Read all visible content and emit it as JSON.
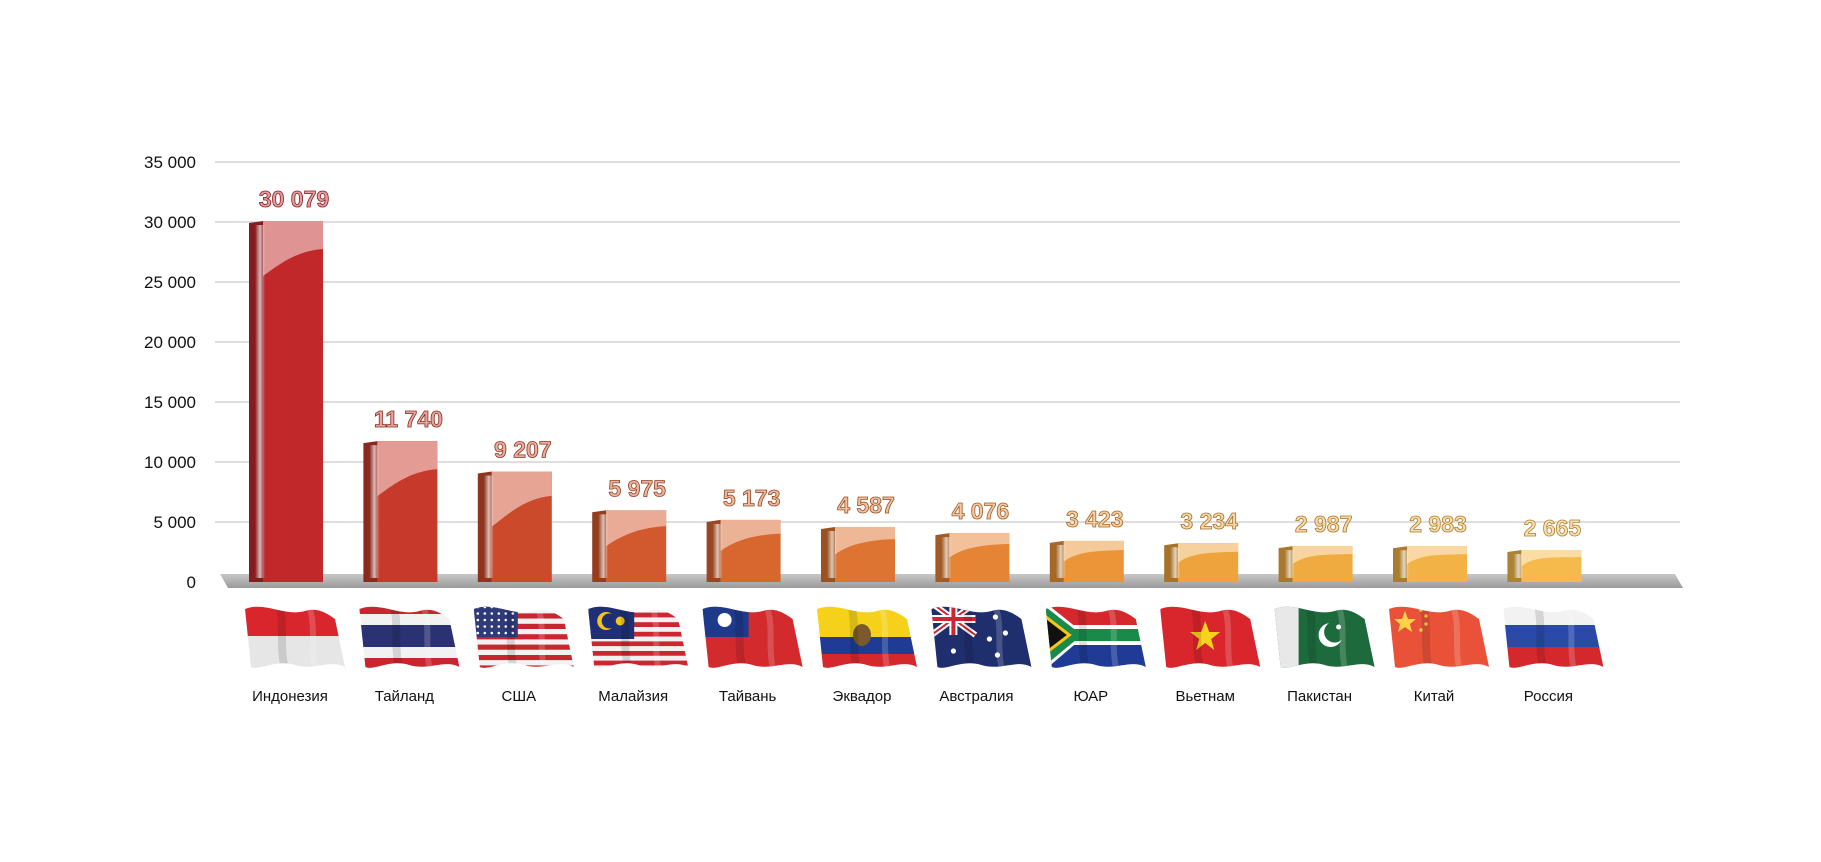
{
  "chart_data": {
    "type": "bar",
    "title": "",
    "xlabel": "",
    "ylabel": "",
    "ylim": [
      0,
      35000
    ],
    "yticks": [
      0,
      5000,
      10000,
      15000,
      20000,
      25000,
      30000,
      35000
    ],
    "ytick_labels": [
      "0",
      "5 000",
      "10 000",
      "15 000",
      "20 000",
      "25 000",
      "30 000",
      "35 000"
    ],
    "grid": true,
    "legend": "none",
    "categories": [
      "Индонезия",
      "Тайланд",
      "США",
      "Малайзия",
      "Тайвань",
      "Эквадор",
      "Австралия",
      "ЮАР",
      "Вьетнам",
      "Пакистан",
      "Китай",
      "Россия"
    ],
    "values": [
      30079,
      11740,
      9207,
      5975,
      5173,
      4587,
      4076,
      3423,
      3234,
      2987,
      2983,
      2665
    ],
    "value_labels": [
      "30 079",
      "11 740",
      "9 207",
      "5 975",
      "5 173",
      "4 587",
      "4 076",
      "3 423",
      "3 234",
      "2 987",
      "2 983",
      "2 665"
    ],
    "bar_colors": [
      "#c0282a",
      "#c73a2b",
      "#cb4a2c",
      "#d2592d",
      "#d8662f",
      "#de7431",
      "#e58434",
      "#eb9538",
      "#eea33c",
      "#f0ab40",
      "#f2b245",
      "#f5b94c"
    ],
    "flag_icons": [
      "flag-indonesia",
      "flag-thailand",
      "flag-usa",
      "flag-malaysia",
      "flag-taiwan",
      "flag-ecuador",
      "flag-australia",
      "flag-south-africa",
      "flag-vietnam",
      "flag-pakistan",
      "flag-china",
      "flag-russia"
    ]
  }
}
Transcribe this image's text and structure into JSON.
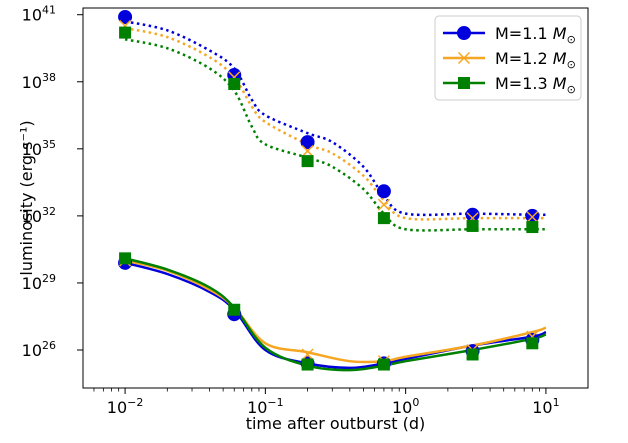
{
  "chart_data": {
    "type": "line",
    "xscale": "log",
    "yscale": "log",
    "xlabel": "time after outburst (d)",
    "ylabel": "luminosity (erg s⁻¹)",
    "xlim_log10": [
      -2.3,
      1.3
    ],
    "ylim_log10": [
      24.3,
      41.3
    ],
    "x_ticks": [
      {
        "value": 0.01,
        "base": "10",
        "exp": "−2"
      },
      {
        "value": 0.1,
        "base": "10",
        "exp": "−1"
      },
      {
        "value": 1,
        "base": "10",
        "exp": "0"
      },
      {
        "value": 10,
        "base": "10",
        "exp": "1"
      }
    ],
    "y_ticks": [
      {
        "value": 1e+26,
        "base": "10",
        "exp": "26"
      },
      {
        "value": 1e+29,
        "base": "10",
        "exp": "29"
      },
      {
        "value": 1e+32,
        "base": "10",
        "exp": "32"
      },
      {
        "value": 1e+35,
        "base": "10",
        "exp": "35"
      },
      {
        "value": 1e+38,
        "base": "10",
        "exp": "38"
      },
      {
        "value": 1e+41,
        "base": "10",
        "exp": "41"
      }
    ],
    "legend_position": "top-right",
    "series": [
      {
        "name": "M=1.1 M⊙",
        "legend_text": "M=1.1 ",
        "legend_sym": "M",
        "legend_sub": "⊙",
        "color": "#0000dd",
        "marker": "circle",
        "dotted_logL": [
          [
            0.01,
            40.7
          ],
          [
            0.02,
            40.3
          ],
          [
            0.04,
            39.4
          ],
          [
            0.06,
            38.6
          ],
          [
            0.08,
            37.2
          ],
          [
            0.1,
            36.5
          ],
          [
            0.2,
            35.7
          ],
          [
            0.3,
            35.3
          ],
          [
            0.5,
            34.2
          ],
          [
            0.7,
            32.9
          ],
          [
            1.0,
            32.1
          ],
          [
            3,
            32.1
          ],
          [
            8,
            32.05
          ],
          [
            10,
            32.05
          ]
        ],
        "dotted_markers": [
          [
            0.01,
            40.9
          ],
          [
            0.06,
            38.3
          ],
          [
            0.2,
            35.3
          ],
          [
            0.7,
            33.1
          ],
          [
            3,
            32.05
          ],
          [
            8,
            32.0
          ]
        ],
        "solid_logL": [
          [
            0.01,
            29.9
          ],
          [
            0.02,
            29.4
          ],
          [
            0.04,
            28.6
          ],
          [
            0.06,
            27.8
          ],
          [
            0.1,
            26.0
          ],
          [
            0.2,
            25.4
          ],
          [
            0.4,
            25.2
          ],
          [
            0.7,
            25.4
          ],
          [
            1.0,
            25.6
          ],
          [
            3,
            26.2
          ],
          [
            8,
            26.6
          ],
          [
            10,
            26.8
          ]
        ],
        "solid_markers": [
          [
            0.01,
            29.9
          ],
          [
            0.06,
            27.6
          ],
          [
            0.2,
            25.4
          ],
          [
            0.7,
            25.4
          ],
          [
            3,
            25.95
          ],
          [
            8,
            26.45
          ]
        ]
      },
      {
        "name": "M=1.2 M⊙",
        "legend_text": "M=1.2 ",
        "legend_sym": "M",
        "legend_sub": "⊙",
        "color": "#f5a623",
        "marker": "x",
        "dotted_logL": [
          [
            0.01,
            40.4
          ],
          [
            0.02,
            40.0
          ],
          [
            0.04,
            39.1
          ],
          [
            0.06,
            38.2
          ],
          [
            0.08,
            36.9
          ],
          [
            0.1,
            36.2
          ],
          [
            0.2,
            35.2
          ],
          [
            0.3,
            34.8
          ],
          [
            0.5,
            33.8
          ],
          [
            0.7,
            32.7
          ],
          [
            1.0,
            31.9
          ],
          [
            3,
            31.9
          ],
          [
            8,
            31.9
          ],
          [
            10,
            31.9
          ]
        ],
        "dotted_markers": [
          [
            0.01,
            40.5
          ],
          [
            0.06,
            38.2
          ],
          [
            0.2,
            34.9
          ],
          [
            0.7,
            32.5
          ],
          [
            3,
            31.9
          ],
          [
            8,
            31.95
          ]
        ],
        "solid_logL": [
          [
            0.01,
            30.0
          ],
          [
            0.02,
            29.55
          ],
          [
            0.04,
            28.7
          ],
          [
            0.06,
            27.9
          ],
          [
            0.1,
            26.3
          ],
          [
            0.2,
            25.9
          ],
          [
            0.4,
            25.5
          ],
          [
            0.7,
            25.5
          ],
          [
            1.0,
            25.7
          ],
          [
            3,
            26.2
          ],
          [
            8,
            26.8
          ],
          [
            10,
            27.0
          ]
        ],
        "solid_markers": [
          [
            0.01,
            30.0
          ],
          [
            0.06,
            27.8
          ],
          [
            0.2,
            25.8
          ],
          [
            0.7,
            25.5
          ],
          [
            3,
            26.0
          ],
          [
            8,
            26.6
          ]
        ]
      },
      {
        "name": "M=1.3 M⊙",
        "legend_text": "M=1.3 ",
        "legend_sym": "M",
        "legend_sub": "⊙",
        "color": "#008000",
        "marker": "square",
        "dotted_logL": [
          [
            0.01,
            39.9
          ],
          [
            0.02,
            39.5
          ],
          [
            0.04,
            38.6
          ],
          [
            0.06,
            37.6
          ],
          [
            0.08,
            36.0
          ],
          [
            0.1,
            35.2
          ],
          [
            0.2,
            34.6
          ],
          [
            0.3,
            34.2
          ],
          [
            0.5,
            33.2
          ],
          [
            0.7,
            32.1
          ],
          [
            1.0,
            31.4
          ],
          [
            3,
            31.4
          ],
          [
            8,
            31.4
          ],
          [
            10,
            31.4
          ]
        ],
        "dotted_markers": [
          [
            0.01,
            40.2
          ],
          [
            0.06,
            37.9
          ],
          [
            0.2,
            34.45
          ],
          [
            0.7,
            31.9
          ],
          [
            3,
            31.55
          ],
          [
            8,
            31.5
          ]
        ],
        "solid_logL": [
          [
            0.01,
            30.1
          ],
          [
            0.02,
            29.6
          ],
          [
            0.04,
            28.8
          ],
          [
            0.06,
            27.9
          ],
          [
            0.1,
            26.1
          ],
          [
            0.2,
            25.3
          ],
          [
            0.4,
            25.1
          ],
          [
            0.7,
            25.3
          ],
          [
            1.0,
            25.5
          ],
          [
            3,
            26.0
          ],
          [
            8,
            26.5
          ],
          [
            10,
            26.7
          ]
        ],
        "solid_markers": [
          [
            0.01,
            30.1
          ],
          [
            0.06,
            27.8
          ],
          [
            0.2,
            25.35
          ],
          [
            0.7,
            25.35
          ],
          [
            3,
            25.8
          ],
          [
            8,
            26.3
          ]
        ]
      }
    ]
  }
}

* _GOAL OF THE EXERCISE_:
Copy each line above containing the string "JSON".

* _TASK RESPONSE_:
Read all visible content and emit it as JSON.
Transcribe this image's text and structure into JSON.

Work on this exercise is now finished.